*Your objective*:
Print each of the entries exactly, leaving nothing out.

*Data rows*:
# # # # #

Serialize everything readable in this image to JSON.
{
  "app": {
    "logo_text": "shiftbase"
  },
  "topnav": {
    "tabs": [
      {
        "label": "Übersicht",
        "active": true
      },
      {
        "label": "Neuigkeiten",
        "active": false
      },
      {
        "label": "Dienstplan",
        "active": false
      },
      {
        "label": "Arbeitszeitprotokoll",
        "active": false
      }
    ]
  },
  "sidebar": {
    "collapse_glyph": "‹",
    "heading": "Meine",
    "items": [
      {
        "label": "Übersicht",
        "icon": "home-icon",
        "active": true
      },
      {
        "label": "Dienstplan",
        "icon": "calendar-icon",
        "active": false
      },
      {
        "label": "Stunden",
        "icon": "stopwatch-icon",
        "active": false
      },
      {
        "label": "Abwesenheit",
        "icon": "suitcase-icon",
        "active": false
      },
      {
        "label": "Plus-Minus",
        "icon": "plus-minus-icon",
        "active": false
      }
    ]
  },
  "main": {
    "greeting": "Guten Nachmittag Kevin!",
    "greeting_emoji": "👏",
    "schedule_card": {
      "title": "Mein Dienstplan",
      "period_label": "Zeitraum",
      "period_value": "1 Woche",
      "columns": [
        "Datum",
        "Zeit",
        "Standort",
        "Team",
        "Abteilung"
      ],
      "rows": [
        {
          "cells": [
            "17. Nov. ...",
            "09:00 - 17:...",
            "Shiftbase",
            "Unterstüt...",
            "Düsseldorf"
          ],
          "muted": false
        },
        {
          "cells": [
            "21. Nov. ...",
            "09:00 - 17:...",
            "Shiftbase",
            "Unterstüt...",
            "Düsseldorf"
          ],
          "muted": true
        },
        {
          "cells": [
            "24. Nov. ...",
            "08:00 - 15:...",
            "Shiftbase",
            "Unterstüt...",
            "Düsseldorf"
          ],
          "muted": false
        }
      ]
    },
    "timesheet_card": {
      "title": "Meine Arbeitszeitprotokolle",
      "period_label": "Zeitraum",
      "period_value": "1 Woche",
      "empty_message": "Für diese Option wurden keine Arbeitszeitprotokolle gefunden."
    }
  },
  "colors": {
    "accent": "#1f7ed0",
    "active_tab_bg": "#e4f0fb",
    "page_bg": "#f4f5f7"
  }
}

# # # # #

*Exercise output*:
Serialize everything readable in this image to JSON.
{
  "app": {
    "logo_text": "shiftbase"
  },
  "topnav": {
    "tabs": [
      {
        "label": "Übersicht",
        "active": true
      },
      {
        "label": "Neuigkeiten",
        "active": false
      },
      {
        "label": "Dienstplan",
        "active": false
      },
      {
        "label": "Arbeitszeitprotokoll",
        "active": false
      }
    ]
  },
  "sidebar": {
    "collapse_glyph": "‹",
    "heading": "Meine",
    "items": [
      {
        "label": "Übersicht",
        "icon": "home-icon",
        "active": true
      },
      {
        "label": "Dienstplan",
        "icon": "calendar-icon",
        "active": false
      },
      {
        "label": "Stunden",
        "icon": "stopwatch-icon",
        "active": false
      },
      {
        "label": "Abwesenheit",
        "icon": "suitcase-icon",
        "active": false
      },
      {
        "label": "Plus-Minus",
        "icon": "plus-minus-icon",
        "active": false
      }
    ]
  },
  "main": {
    "greeting": "Guten Nachmittag Kevin!",
    "greeting_emoji": "👏",
    "schedule_card": {
      "title": "Mein Dienstplan",
      "period_label": "Zeitraum",
      "period_value": "1 Woche",
      "columns": [
        "Datum",
        "Zeit",
        "Standort",
        "Team",
        "Abteilung"
      ],
      "rows": [
        {
          "cells": [
            "17. Nov. ...",
            "09:00 - 17:...",
            "Shiftbase",
            "Unterstüt...",
            "Düsseldorf"
          ],
          "muted": false
        },
        {
          "cells": [
            "21. Nov. ...",
            "09:00 - 17:...",
            "Shiftbase",
            "Unterstüt...",
            "Düsseldorf"
          ],
          "muted": true
        },
        {
          "cells": [
            "24. Nov. ...",
            "08:00 - 15:...",
            "Shiftbase",
            "Unterstüt...",
            "Düsseldorf"
          ],
          "muted": false
        }
      ]
    },
    "timesheet_card": {
      "title": "Meine Arbeitszeitprotokolle",
      "period_label": "Zeitraum",
      "period_value": "1 Woche",
      "empty_message": "Für diese Option wurden keine Arbeitszeitprotokolle gefunden."
    }
  },
  "colors": {
    "accent": "#1f7ed0",
    "active_tab_bg": "#e4f0fb",
    "page_bg": "#f4f5f7"
  }
}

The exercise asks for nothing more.